• **TASK PROMPT**:
Reproduce the complete listing without any deviation.

* * * * * * *

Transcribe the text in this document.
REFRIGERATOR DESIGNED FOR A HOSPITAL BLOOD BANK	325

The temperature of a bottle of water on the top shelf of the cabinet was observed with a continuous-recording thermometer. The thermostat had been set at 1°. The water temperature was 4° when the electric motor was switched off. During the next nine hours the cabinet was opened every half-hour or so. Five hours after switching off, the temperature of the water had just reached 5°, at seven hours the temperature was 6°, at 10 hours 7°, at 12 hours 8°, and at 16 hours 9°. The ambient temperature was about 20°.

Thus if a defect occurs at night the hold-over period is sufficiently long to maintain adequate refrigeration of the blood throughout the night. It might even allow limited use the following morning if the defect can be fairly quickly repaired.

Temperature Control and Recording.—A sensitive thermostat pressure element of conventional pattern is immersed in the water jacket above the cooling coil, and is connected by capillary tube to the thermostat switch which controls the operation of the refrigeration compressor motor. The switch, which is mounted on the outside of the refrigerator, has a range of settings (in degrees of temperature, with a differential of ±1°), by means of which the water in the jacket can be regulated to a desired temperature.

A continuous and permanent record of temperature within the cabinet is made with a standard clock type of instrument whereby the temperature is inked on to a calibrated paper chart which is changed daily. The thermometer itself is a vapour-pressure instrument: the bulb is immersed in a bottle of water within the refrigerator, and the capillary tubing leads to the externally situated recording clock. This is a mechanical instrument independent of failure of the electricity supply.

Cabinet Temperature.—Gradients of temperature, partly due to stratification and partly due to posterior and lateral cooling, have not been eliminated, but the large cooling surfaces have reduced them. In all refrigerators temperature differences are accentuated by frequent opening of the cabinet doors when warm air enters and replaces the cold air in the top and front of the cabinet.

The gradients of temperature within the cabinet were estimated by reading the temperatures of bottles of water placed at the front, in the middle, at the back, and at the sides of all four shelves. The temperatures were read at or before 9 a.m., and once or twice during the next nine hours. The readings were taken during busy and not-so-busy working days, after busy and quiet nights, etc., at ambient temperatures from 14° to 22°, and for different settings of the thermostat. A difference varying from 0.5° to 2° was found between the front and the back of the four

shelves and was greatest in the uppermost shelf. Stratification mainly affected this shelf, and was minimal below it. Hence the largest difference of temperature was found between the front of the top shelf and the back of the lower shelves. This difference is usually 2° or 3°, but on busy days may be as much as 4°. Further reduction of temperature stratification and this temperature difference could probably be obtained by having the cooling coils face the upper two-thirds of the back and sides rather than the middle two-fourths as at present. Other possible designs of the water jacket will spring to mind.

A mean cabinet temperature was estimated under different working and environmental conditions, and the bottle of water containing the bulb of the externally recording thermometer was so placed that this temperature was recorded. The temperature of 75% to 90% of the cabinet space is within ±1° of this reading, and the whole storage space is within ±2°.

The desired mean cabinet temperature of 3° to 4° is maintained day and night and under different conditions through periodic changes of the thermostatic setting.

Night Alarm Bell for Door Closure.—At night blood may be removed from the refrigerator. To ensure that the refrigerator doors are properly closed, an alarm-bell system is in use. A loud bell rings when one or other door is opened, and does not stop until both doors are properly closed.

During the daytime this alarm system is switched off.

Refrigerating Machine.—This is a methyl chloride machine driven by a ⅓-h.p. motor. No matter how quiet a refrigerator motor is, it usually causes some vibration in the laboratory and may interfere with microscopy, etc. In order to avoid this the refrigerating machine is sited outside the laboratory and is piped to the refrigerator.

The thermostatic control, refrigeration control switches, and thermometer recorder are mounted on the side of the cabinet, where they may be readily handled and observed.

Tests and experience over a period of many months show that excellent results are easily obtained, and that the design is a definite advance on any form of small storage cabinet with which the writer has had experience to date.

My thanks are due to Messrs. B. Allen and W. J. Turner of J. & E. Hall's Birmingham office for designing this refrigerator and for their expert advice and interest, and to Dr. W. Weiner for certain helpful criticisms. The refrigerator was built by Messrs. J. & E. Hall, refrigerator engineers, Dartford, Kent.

* * * * * * *

• **RESPONSE**:
Transcribe the text in this document.
REFRIGERATOR DESIGNED FOR A HOSPITAL BLOOD BANK	325

The temperature of a bottle of water on the top shelf of the cabinet was observed with a continuous-recording thermometer. The thermostat had been set at 1°. The water temperature was 4° when the electric motor was switched off. During the next nine hours the cabinet was opened every half-hour or so. Five hours after switching off, the temperature of the water had just reached 5°, at seven hours the temperature was 6°, at 10 hours 7°, at 12 hours 8°, and at 16 hours 9°. The ambient temperature was about 20°.

Thus if a defect occurs at night the hold-over period is sufficiently long to maintain adequate refrigeration of the blood throughout the night. It might even allow limited use the following morning if the defect can be fairly quickly repaired.

Temperature Control and Recording.—A sensitive thermostat pressure element of conventional pattern is immersed in the water jacket above the cooling coil, and is connected by capillary tube to the thermostat switch which controls the operation of the refrigeration compressor motor. The switch, which is mounted on the outside of the refrigerator, has a range of settings (in degrees of temperature, with a differential of ±1°), by means of which the water in the jacket can be regulated to a desired temperature.

A continuous and permanent record of temperature within the cabinet is made with a standard clock type of instrument whereby the temperature is inked on to a calibrated paper chart which is changed daily. The thermometer itself is a vapour-pressure instrument: the bulb is immersed in a bottle of water within the refrigerator, and the capillary tubing leads to the externally situated recording clock. This is a mechanical instrument independent of failure of the electricity supply.

Cabinet Temperature.—Gradients of temperature, partly due to stratification and partly due to posterior and lateral cooling, have not been eliminated, but the large cooling surfaces have reduced them. In all refrigerators temperature differences are accentuated by frequent opening of the cabinet doors when warm air enters and replaces the cold air in the top and front of the cabinet.

The gradients of temperature within the cabinet were estimated by reading the temperatures of bottles of water placed at the front, in the middle, at the back, and at the sides of all four shelves. The temperatures were read at or before 9 a.m., and once or twice during the next nine hours. The readings were taken during busy and not-so-busy working days, after busy and quiet nights, etc., at ambient temperatures from 14° to 22°, and for different settings of the thermostat. A difference varying from 0.5° to 2° was found between the front and the back of the four

shelves and was greatest in the uppermost shelf. Stratification mainly affected this shelf, and was minimal below it. Hence the largest difference of temperature was found between the front of the top shelf and the back of the lower shelves. This difference is usually 2° or 3°, but on busy days may be as much as 4°. Further reduction of temperature stratification and this temperature difference could probably be obtained by having the cooling coils face the upper two-thirds of the back and sides rather than the middle two-fourths as at present. Other possible designs of the water jacket will spring to mind.

A mean cabinet temperature was estimated under different working and environmental conditions, and the bottle of water containing the bulb of the externally recording thermometer was so placed that this temperature was recorded. The temperature of 75% to 90% of the cabinet space is within ±1° of this reading, and the whole storage space is within ±2°.

The desired mean cabinet temperature of 3° to 4° is maintained day and night and under different conditions through periodic changes of the thermostatic setting.

Night Alarm Bell for Door Closure.—At night blood may be removed from the refrigerator. To ensure that the refrigerator doors are properly closed, an alarm-bell system is in use. A loud bell rings when one or other door is opened, and does not stop until both doors are properly closed.

During the daytime this alarm system is switched off.

Refrigerating Machine.—This is a methyl chloride machine driven by a ⅓-h.p. motor. No matter how quiet a refrigerator motor is, it usually causes some vibration in the laboratory and may interfere with microscopy, etc. In order to avoid this the refrigerating machine is sited outside the laboratory and is piped to the refrigerator.

The thermostatic control, refrigeration control switches, and thermometer recorder are mounted on the side of the cabinet, where they may be readily handled and observed.

Tests and experience over a period of many months show that excellent results are easily obtained, and that the design is a definite advance on any form of small storage cabinet with which the writer has had experience to date.

My thanks are due to Messrs. B. Allen and W. J. Turner of J. & E. Hall's Birmingham office for designing this refrigerator and for their expert advice and interest, and to Dr. W. Weiner for certain helpful criticisms. The refrigerator was built by Messrs. J. & E. Hall, refrigerator engineers, Dartford, Kent.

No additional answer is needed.